» **Data extract**:
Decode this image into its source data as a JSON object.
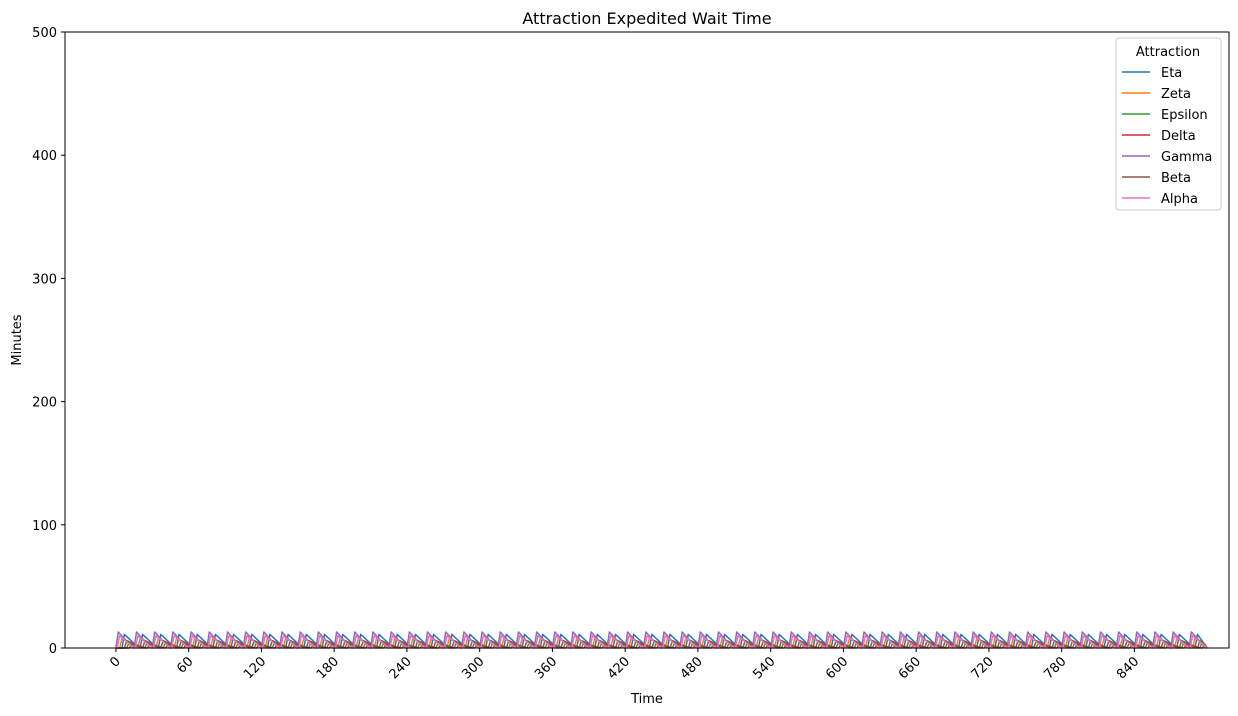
{
  "chart_data": {
    "type": "line",
    "title": "Attraction Expedited Wait Time",
    "xlabel": "Time",
    "ylabel": "Minutes",
    "xlim": [
      -42,
      918
    ],
    "ylim": [
      0,
      500
    ],
    "xticks": [
      0,
      60,
      120,
      180,
      240,
      300,
      360,
      420,
      480,
      540,
      600,
      660,
      720,
      780,
      840
    ],
    "yticks": [
      0,
      100,
      200,
      300,
      400,
      500
    ],
    "xtick_rotation": 45,
    "grid": false,
    "legend": {
      "title": "Attraction",
      "placement": "top-right"
    },
    "series": [
      {
        "name": "Eta",
        "color": "#1f77b4",
        "period": 15,
        "phase": 5,
        "peak": 11,
        "ramp": 2
      },
      {
        "name": "Zeta",
        "color": "#ff7f0e",
        "period": 15,
        "phase": 3,
        "peak": 8,
        "ramp": 2
      },
      {
        "name": "Epsilon",
        "color": "#2ca02c",
        "period": 15,
        "phase": 9,
        "peak": 5,
        "ramp": 2
      },
      {
        "name": "Delta",
        "color": "#d62728",
        "period": 15,
        "phase": 11,
        "peak": 3,
        "ramp": 2
      },
      {
        "name": "Gamma",
        "color": "#9467bd",
        "period": 15,
        "phase": 0,
        "peak": 13,
        "ramp": 2
      },
      {
        "name": "Beta",
        "color": "#8c564b",
        "period": 15,
        "phase": 7,
        "peak": 6,
        "ramp": 2
      },
      {
        "name": "Alpha",
        "color": "#e377c2",
        "period": 15,
        "phase": 1,
        "peak": 10,
        "ramp": 2
      }
    ],
    "x_end": 900
  }
}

» **Description of the task**: All the material shown above is to be copied exactly, with no pictures carried over.

» **Result of the task**:
Decode this image into its source data as a JSON object.
{
  "chart_data": {
    "type": "line",
    "title": "Attraction Expedited Wait Time",
    "xlabel": "Time",
    "ylabel": "Minutes",
    "xlim": [
      -42,
      918
    ],
    "ylim": [
      0,
      500
    ],
    "xticks": [
      0,
      60,
      120,
      180,
      240,
      300,
      360,
      420,
      480,
      540,
      600,
      660,
      720,
      780,
      840
    ],
    "yticks": [
      0,
      100,
      200,
      300,
      400,
      500
    ],
    "xtick_rotation": 45,
    "grid": false,
    "legend": {
      "title": "Attraction",
      "placement": "top-right"
    },
    "series": [
      {
        "name": "Eta",
        "color": "#1f77b4",
        "period": 15,
        "phase": 5,
        "peak": 11,
        "ramp": 2
      },
      {
        "name": "Zeta",
        "color": "#ff7f0e",
        "period": 15,
        "phase": 3,
        "peak": 8,
        "ramp": 2
      },
      {
        "name": "Epsilon",
        "color": "#2ca02c",
        "period": 15,
        "phase": 9,
        "peak": 5,
        "ramp": 2
      },
      {
        "name": "Delta",
        "color": "#d62728",
        "period": 15,
        "phase": 11,
        "peak": 3,
        "ramp": 2
      },
      {
        "name": "Gamma",
        "color": "#9467bd",
        "period": 15,
        "phase": 0,
        "peak": 13,
        "ramp": 2
      },
      {
        "name": "Beta",
        "color": "#8c564b",
        "period": 15,
        "phase": 7,
        "peak": 6,
        "ramp": 2
      },
      {
        "name": "Alpha",
        "color": "#e377c2",
        "period": 15,
        "phase": 1,
        "peak": 10,
        "ramp": 2
      }
    ],
    "x_end": 900
  }
}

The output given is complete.